WRITTEN REQUEST: According to the article on cardboard box factory closures, how many jobs will be lost when Georgia-Pacific closes its box factory near Atlanta?

--- START OF TEXT SECTION ---

As goes the humble cardboard box, so goes the economy

Box factories are folding, a worrying sign for the outlook.

As the astute economic observers of the Gray Lady recently noted, the recessionary impact of President Trump’s tariff blitz is everywhere — except the actual economic data. Recent numbers on consumption, unemployment, and corporate spending have all held up pretty well.

But many seem to think it’s coming. Data out today on industrial production as well as retail sales were a bit weak. And for one industry traditionally considered a leading indicator worth watching, the trade-related downturn seems to be clearly here.

Privately held Georgia-Pacific, a subsidiary of Koch Industries, announced yesterday that it would be closing a cardboard box factory near Atlanta, costing 535 people their jobs. That announcement followed late April news from publicly traded box maker Smurfit Westrock that it was closing box factories in St. Paul, Minnesota, and Forney, Texas, along with some mills in Germany, resulting in 650 jobs lost. International Paper and Grief, two other big box makers, have recently announced mill closures in Red River, Louisiana, and Fitchburg, Maine, respectively.

“With the closure of Cedar Springs, the industry is set to shutter 5.4% of total US capacity in an effort to match supply with weak, but stable demand in the face of the volatile global trade environment,” Jefferies analyst Philip Ng wrote.

--- END OF TEXT SECTION ---
--- START OF DATASET CONTENT ---

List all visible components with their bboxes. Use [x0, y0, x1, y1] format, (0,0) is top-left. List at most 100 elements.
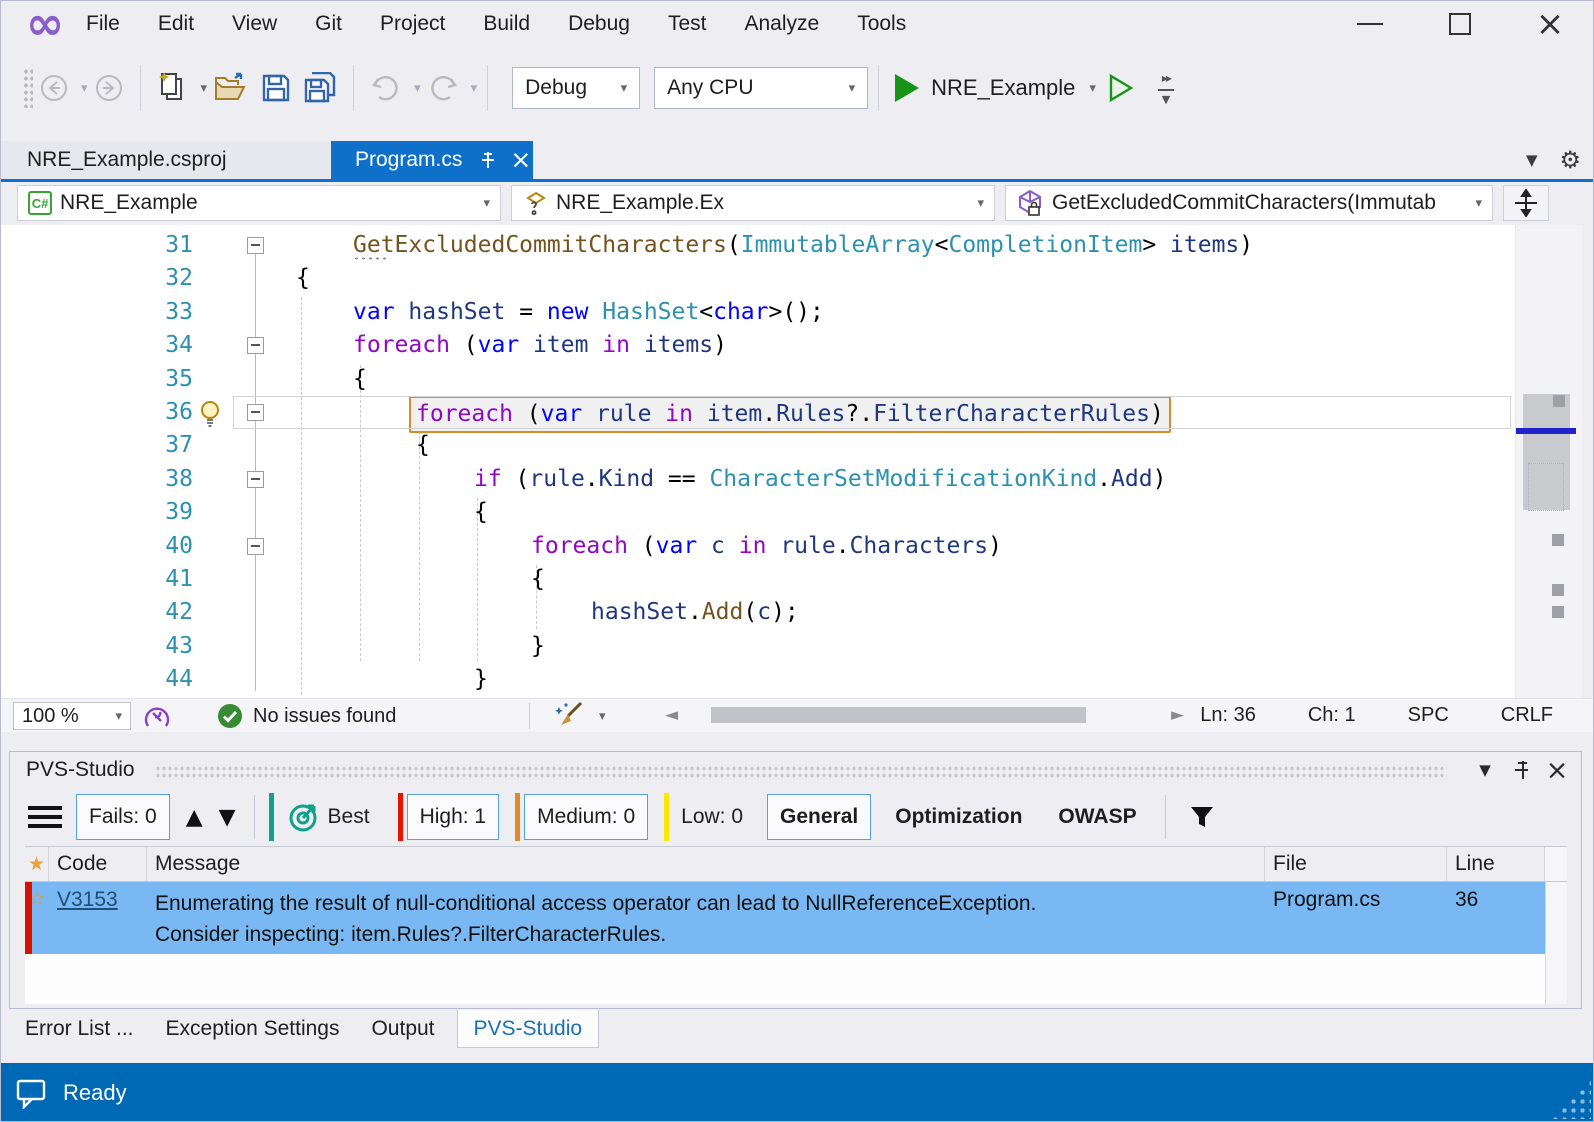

--- END OF DATASET CONTENT ---

RESULT OF THIS EXERCISE: 535 jobs.